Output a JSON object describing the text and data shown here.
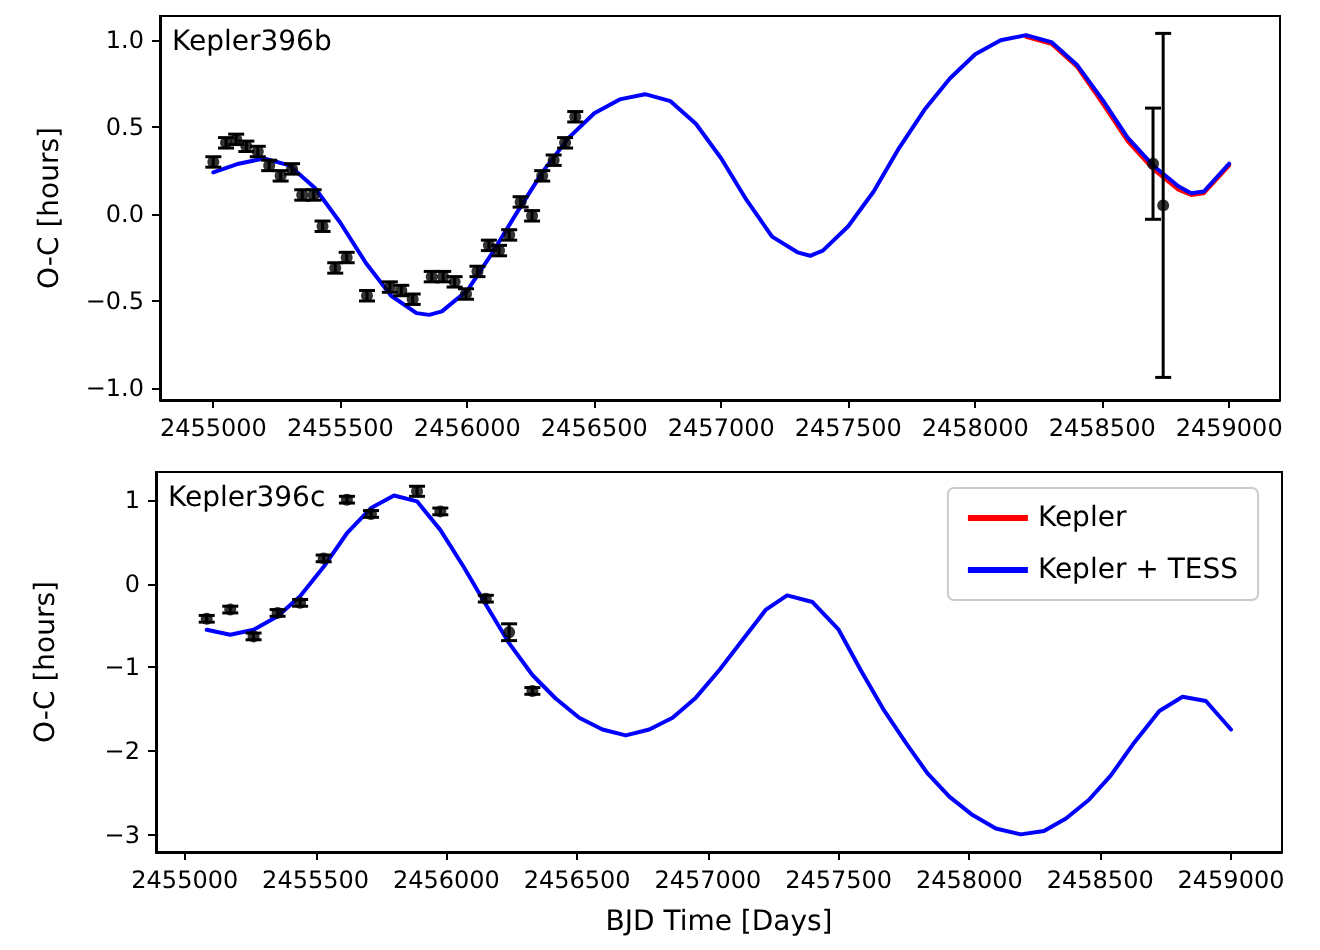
{
  "chart_data": [
    {
      "type": "line",
      "ylabel": "O-C [hours]",
      "annotations": [
        "Kepler396b"
      ],
      "grid": false,
      "legend": false,
      "xlim": [
        2454790,
        2459200
      ],
      "xticks": [
        2455000,
        2455500,
        2456000,
        2456500,
        2457000,
        2457500,
        2458000,
        2458500,
        2459000
      ],
      "ylim": [
        -1.07,
        1.14
      ],
      "yticks": [
        {
          "value": -1,
          "label": "−1.0"
        },
        {
          "value": -0.5,
          "label": "−0.5"
        },
        {
          "value": 0,
          "label": "0.0"
        },
        {
          "value": 0.5,
          "label": "0.5"
        },
        {
          "value": 1,
          "label": "1.0"
        }
      ],
      "series": [
        {
          "type": "line",
          "color": "#ff0000",
          "marker": "none",
          "x": [
            2458200,
            2458300,
            2458400,
            2458500,
            2458600,
            2458700,
            2458800,
            2458850,
            2458900,
            2459000
          ],
          "values": [
            1.02,
            0.98,
            0.85,
            0.64,
            0.42,
            0.26,
            0.14,
            0.11,
            0.12,
            0.28
          ]
        },
        {
          "type": "line",
          "color": "#0000ff",
          "marker": "none",
          "x": [
            2455000,
            2455100,
            2455200,
            2455300,
            2455400,
            2455500,
            2455600,
            2455700,
            2455800,
            2455850,
            2455900,
            2456000,
            2456100,
            2456200,
            2456300,
            2456400,
            2456500,
            2456600,
            2456700,
            2456800,
            2456900,
            2457000,
            2457100,
            2457200,
            2457300,
            2457350,
            2457400,
            2457500,
            2457600,
            2457700,
            2457800,
            2457900,
            2458000,
            2458100,
            2458200,
            2458300,
            2458400,
            2458500,
            2458600,
            2458700,
            2458800,
            2458850,
            2458900,
            2459000
          ],
          "values": [
            0.24,
            0.29,
            0.32,
            0.28,
            0.15,
            -0.05,
            -0.28,
            -0.47,
            -0.57,
            -0.58,
            -0.56,
            -0.44,
            -0.22,
            0.02,
            0.25,
            0.44,
            0.58,
            0.66,
            0.69,
            0.65,
            0.52,
            0.32,
            0.08,
            -0.13,
            -0.22,
            -0.24,
            -0.21,
            -0.07,
            0.13,
            0.38,
            0.6,
            0.78,
            0.92,
            1.0,
            1.03,
            0.99,
            0.86,
            0.66,
            0.44,
            0.28,
            0.16,
            0.12,
            0.13,
            0.29
          ]
        },
        {
          "type": "scatter",
          "color": "#000000",
          "marker": "circle",
          "x": [
            2455000,
            2455050,
            2455090,
            2455130,
            2455175,
            2455220,
            2455265,
            2455310,
            2455350,
            2455395,
            2455430,
            2455480,
            2455525,
            2455605,
            2455695,
            2455740,
            2455785,
            2455860,
            2455905,
            2455950,
            2455995,
            2456040,
            2456085,
            2456125,
            2456165,
            2456210,
            2456255,
            2456295,
            2456340,
            2456385,
            2456425,
            2458700,
            2458740
          ],
          "values": [
            0.3,
            0.41,
            0.43,
            0.39,
            0.36,
            0.28,
            0.22,
            0.26,
            0.11,
            0.11,
            -0.07,
            -0.31,
            -0.25,
            -0.47,
            -0.42,
            -0.44,
            -0.49,
            -0.36,
            -0.36,
            -0.39,
            -0.46,
            -0.33,
            -0.18,
            -0.21,
            -0.12,
            0.07,
            -0.01,
            0.22,
            0.31,
            0.41,
            0.56,
            0.29,
            0.05
          ],
          "errors": [
            0.03,
            0.03,
            0.03,
            0.03,
            0.03,
            0.03,
            0.03,
            0.03,
            0.03,
            0.03,
            0.03,
            0.03,
            0.03,
            0.03,
            0.03,
            0.03,
            0.03,
            0.03,
            0.03,
            0.03,
            0.03,
            0.03,
            0.03,
            0.03,
            0.03,
            0.03,
            0.03,
            0.03,
            0.03,
            0.03,
            0.03,
            0.32,
            0.99
          ]
        }
      ]
    },
    {
      "type": "line",
      "xlabel": "BJD Time [Days]",
      "ylabel": "O-C [hours]",
      "annotations": [
        "Kepler396c"
      ],
      "grid": false,
      "legend": "top right",
      "xlim": [
        2454890,
        2459195
      ],
      "xticks": [
        2455000,
        2455500,
        2456000,
        2456500,
        2457000,
        2457500,
        2458000,
        2458500,
        2459000
      ],
      "ylim": [
        -3.2,
        1.33
      ],
      "yticks": [
        {
          "value": -3,
          "label": "−3"
        },
        {
          "value": -2,
          "label": "−2"
        },
        {
          "value": -1,
          "label": "−1"
        },
        0,
        1
      ],
      "series": [
        {
          "type": "line",
          "name": "Kepler",
          "color": "#ff0000",
          "marker": "none"
        },
        {
          "type": "line",
          "name": "Kepler + TESS",
          "color": "#0000ff",
          "marker": "none",
          "x": [
            2455084,
            2455174,
            2455263,
            2455355,
            2455441,
            2455531,
            2455620,
            2455712,
            2455800,
            2455888,
            2455977,
            2456066,
            2456151,
            2456240,
            2456329,
            2456418,
            2456508,
            2456597,
            2456686,
            2456776,
            2456865,
            2456954,
            2457044,
            2457133,
            2457222,
            2457303,
            2457400,
            2457500,
            2457584,
            2457673,
            2457757,
            2457839,
            2457923,
            2458012,
            2458101,
            2458196,
            2458285,
            2458369,
            2458456,
            2458540,
            2458629,
            2458726,
            2458815,
            2458904,
            2459000
          ],
          "values": [
            -0.55,
            -0.61,
            -0.55,
            -0.39,
            -0.15,
            0.2,
            0.6,
            0.9,
            1.05,
            0.98,
            0.64,
            0.2,
            -0.25,
            -0.71,
            -1.09,
            -1.37,
            -1.6,
            -1.74,
            -1.81,
            -1.74,
            -1.6,
            -1.36,
            -1.03,
            -0.67,
            -0.31,
            -0.14,
            -0.22,
            -0.55,
            -1.03,
            -1.51,
            -1.9,
            -2.26,
            -2.54,
            -2.76,
            -2.92,
            -2.99,
            -2.95,
            -2.8,
            -2.58,
            -2.29,
            -1.9,
            -1.52,
            -1.35,
            -1.4,
            -1.74
          ]
        },
        {
          "type": "scatter",
          "color": "#000000",
          "marker": "circle",
          "x": [
            2455084,
            2455174,
            2455263,
            2455355,
            2455441,
            2455531,
            2455620,
            2455712,
            2455888,
            2455977,
            2456151,
            2456240,
            2456329
          ],
          "values": [
            -0.42,
            -0.31,
            -0.63,
            -0.35,
            -0.23,
            0.3,
            1.0,
            0.83,
            1.1,
            0.86,
            -0.18,
            -0.58,
            -1.28
          ],
          "errors": [
            0.04,
            0.04,
            0.04,
            0.04,
            0.04,
            0.04,
            0.04,
            0.04,
            0.06,
            0.04,
            0.04,
            0.1,
            0.04
          ]
        }
      ]
    }
  ]
}
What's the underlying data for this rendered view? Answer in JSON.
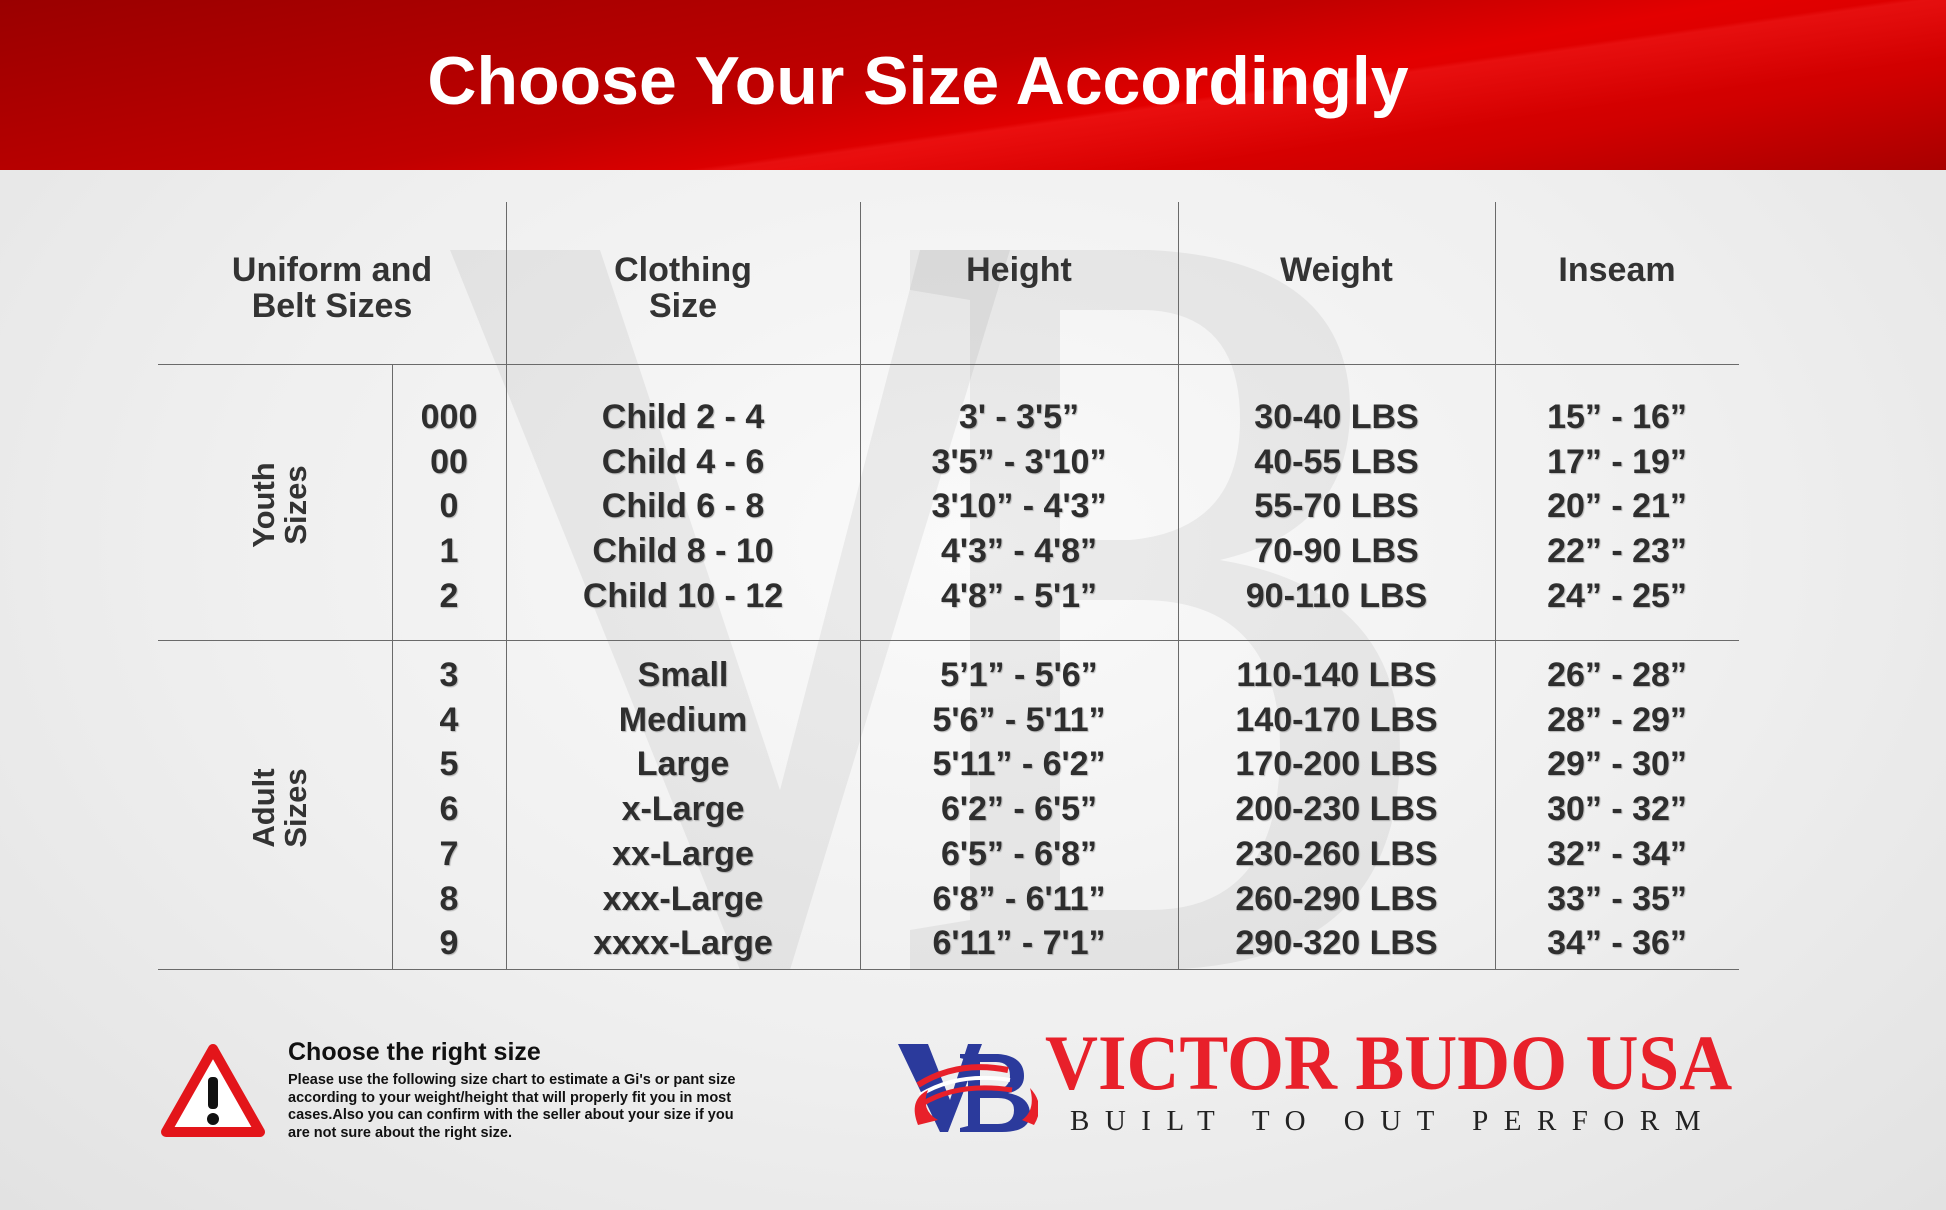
{
  "header": {
    "title": "Choose Your Size Accordingly"
  },
  "table": {
    "headers": {
      "uniform_line1": "Uniform and",
      "uniform_line2": "Belt Sizes",
      "clothing_line1": "Clothing",
      "clothing_line2": "Size",
      "height": "Height",
      "weight": "Weight",
      "inseam": "Inseam"
    },
    "youth_label_line1": "Youth",
    "youth_label_line2": "Sizes",
    "adult_label_line1": "Adult",
    "adult_label_line2": "Sizes",
    "youth_rows": [
      {
        "size": "000",
        "clothing": "Child 2 - 4",
        "height": "3' - 3'5”",
        "weight": "30-40 LBS",
        "inseam": "15” - 16”"
      },
      {
        "size": "00",
        "clothing": "Child 4 - 6",
        "height": "3'5” - 3'10”",
        "weight": "40-55 LBS",
        "inseam": "17” - 19”"
      },
      {
        "size": "0",
        "clothing": "Child 6 - 8",
        "height": "3'10” - 4'3”",
        "weight": "55-70 LBS",
        "inseam": "20” - 21”"
      },
      {
        "size": "1",
        "clothing": "Child 8 - 10",
        "height": "4'3” - 4'8”",
        "weight": "70-90 LBS",
        "inseam": "22” - 23”"
      },
      {
        "size": "2",
        "clothing": "Child 10 - 12",
        "height": "4'8” - 5'1”",
        "weight": "90-110 LBS",
        "inseam": "24” - 25”"
      }
    ],
    "adult_rows": [
      {
        "size": "3",
        "clothing": "Small",
        "height": "5’1” - 5'6”",
        "weight": "110-140 LBS",
        "inseam": "26” - 28”"
      },
      {
        "size": "4",
        "clothing": "Medium",
        "height": "5'6” - 5'11”",
        "weight": "140-170 LBS",
        "inseam": "28” - 29”"
      },
      {
        "size": "5",
        "clothing": "Large",
        "height": "5'11” - 6'2”",
        "weight": "170-200 LBS",
        "inseam": "29” - 30”"
      },
      {
        "size": "6",
        "clothing": "x-Large",
        "height": "6'2” - 6'5”",
        "weight": "200-230 LBS",
        "inseam": "30” - 32”"
      },
      {
        "size": "7",
        "clothing": "xx-Large",
        "height": "6'5” - 6'8”",
        "weight": "230-260 LBS",
        "inseam": "32” - 34”"
      },
      {
        "size": "8",
        "clothing": "xxx-Large",
        "height": "6'8” - 6'11”",
        "weight": "260-290 LBS",
        "inseam": "33” - 35”"
      },
      {
        "size": "9",
        "clothing": "xxxx-Large",
        "height": "6'11” - 7'1”",
        "weight": "290-320 LBS",
        "inseam": "34” - 36”"
      }
    ]
  },
  "notice": {
    "icon": "warning-triangle-icon",
    "title": "Choose the right size",
    "text": "Please use the following size chart to estimate a Gi's or pant size according to your weight/height that will properly fit you in most cases.Also you can confirm with the seller about your size if you are not sure about the right size."
  },
  "brand": {
    "logo_text": "VB",
    "name": "VICTOR BUDO USA",
    "tagline": "BUILT TO OUT PERFORM",
    "colors": {
      "red": "#e8202a",
      "blue": "#2b3a9c",
      "header_red": "#d00000"
    }
  }
}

------------------------------

(EXERCISE AIM): Scan the material above for the string "JSON" and return the lines that hold it.

(EXERCISE ANSWER):
Output a JSON object describing the text and data shown here.
What's the underlying data for this rendered view? Answer in JSON.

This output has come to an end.